● **Required work**: Reproduce the records below without changes, from the line containing "List all visible" through the line containing "Text: Protege: Protege [246, 418, 299, 432]". Leave out the pictures.

[Layout dataset records]
------------------------------------------------

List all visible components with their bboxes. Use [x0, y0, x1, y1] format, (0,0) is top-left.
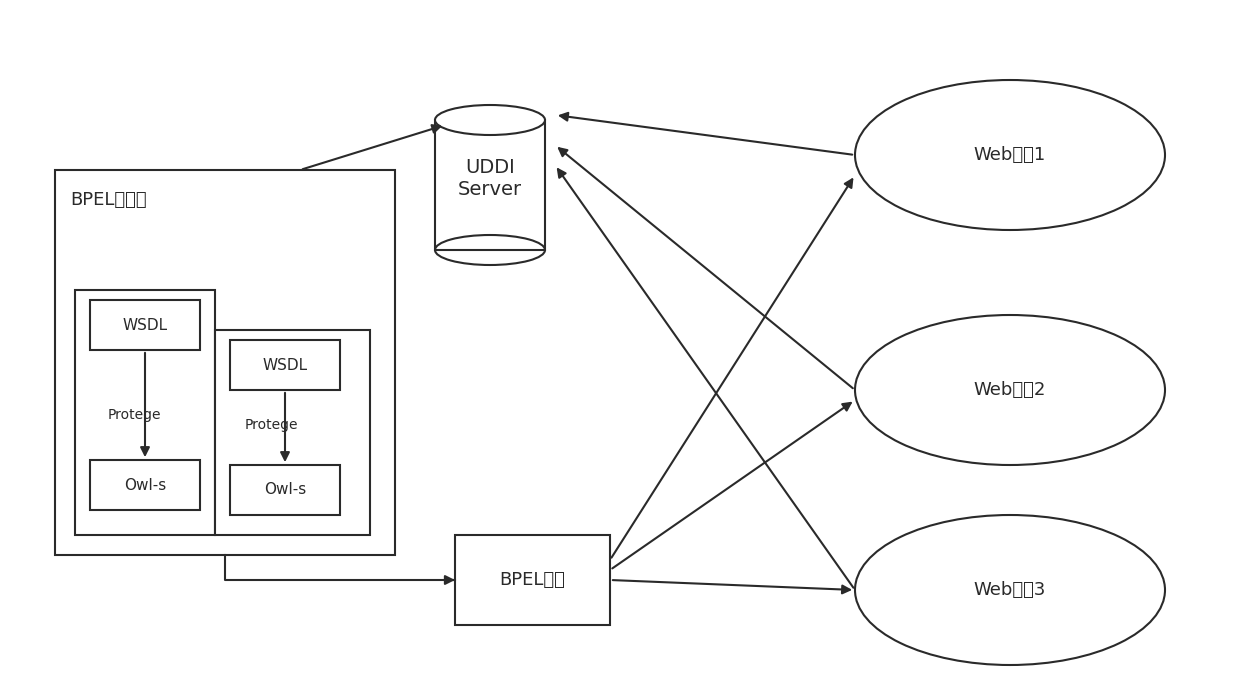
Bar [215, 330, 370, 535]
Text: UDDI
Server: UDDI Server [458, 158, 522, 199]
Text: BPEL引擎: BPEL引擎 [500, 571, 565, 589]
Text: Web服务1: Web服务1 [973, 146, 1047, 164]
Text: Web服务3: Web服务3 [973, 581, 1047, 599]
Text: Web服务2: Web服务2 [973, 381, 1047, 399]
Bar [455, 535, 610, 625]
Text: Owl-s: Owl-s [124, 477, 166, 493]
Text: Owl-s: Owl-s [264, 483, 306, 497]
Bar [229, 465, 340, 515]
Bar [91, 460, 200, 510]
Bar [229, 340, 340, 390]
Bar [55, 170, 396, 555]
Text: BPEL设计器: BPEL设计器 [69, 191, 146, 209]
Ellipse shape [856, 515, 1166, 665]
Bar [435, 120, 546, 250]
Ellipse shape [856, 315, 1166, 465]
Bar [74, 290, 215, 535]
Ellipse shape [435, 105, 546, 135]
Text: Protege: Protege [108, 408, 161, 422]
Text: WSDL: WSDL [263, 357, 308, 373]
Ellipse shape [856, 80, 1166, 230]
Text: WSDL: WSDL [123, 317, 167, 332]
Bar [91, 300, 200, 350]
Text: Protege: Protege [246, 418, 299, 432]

------------------------------------------------

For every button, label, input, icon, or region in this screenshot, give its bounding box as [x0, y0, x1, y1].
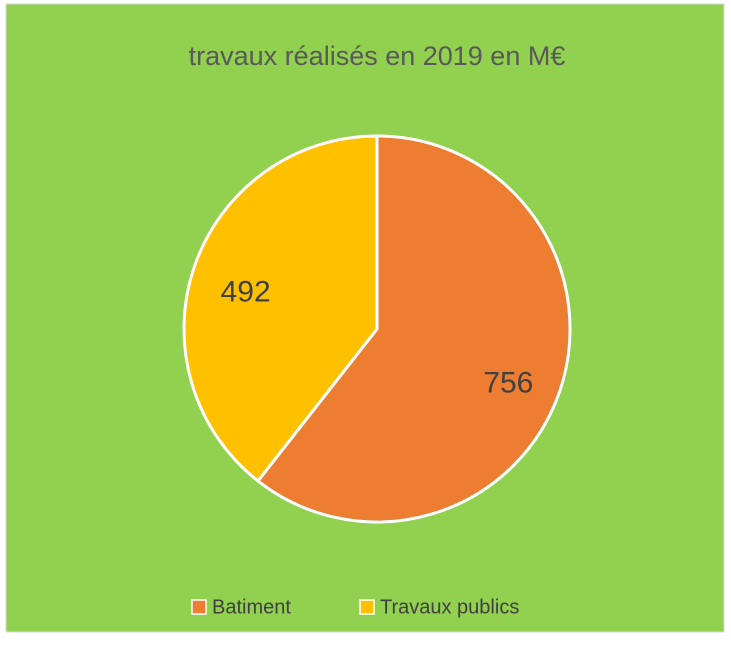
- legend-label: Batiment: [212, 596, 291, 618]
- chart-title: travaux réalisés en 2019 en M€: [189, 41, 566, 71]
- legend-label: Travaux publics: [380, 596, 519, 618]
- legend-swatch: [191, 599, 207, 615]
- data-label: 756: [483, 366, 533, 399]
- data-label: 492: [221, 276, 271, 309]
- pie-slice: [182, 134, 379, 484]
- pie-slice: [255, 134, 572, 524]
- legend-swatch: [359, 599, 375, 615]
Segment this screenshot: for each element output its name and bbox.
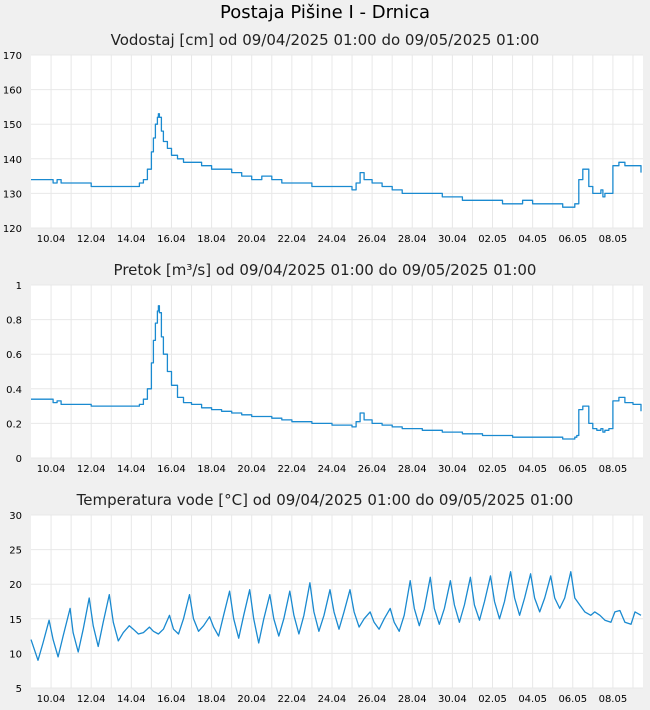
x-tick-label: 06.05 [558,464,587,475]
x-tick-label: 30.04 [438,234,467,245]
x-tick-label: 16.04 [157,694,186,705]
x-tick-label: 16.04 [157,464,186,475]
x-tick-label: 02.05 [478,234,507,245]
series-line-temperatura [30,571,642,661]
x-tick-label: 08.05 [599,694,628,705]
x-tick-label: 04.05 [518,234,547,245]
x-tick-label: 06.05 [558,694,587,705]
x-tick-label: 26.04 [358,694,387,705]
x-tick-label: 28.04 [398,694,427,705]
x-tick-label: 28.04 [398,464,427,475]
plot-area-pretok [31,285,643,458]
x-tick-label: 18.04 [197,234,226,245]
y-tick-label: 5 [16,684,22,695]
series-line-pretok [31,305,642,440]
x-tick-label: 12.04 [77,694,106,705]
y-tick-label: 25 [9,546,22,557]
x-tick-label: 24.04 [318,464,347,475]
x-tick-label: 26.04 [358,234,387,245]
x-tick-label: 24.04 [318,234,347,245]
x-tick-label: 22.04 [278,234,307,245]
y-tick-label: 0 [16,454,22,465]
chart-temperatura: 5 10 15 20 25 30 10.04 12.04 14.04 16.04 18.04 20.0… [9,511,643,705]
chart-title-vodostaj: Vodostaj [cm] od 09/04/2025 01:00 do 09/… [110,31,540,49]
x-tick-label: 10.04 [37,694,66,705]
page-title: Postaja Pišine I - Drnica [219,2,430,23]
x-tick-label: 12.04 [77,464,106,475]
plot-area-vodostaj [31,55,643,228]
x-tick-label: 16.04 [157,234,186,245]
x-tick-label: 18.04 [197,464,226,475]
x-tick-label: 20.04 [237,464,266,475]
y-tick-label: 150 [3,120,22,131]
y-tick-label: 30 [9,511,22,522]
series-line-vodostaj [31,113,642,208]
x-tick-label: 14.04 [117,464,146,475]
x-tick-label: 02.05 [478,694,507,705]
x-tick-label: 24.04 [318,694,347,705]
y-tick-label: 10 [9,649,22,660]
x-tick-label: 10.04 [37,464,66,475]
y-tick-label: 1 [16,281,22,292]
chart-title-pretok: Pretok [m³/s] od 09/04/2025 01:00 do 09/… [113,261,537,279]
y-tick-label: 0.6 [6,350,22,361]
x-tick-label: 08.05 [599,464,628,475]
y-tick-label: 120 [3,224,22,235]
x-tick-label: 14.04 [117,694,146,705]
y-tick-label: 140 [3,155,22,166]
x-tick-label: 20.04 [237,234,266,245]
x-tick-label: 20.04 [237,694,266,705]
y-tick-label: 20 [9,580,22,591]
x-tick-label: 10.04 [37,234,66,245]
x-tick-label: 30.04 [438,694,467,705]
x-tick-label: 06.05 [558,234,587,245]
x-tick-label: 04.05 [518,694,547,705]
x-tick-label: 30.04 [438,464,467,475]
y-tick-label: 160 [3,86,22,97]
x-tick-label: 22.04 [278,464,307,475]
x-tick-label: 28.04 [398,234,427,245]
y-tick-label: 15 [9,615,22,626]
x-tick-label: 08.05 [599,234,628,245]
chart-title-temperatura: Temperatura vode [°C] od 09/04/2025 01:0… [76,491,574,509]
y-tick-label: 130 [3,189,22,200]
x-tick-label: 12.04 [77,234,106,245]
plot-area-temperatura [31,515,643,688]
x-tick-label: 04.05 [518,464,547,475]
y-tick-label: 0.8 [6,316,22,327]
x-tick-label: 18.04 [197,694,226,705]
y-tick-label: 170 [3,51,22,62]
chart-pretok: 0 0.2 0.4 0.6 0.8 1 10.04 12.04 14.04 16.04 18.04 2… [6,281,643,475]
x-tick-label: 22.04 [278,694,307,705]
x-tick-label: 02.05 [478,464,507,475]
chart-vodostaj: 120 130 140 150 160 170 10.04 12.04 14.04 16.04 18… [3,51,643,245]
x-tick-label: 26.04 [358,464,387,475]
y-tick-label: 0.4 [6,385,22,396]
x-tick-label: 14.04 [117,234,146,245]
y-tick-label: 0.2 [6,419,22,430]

------------------------------------------------

● **Solution to this exercise**:
List all visible components with their bboxes. Use [x0, y0, x1, y1] format, (0,0) is top-left.
Bar [215, 330, 370, 535]
Text: UDDI
Server: UDDI Server [458, 158, 522, 199]
Text: BPEL引擎: BPEL引擎 [500, 571, 565, 589]
Text: Web服务1: Web服务1 [973, 146, 1047, 164]
Text: Web服务3: Web服务3 [973, 581, 1047, 599]
Text: Web服务2: Web服务2 [973, 381, 1047, 399]
Bar [455, 535, 610, 625]
Text: Owl-s: Owl-s [124, 477, 166, 493]
Text: Owl-s: Owl-s [264, 483, 306, 497]
Bar [229, 465, 340, 515]
Bar [91, 460, 200, 510]
Bar [229, 340, 340, 390]
Bar [55, 170, 396, 555]
Text: BPEL设计器: BPEL设计器 [69, 191, 146, 209]
Ellipse shape [856, 515, 1166, 665]
Bar [435, 120, 546, 250]
Ellipse shape [856, 315, 1166, 465]
Bar [74, 290, 215, 535]
Ellipse shape [435, 105, 546, 135]
Text: Protege: Protege [108, 408, 161, 422]
Text: WSDL: WSDL [263, 357, 308, 373]
Ellipse shape [856, 80, 1166, 230]
Text: WSDL: WSDL [123, 317, 167, 332]
Bar [91, 300, 200, 350]
Text: Protege: Protege [246, 418, 299, 432]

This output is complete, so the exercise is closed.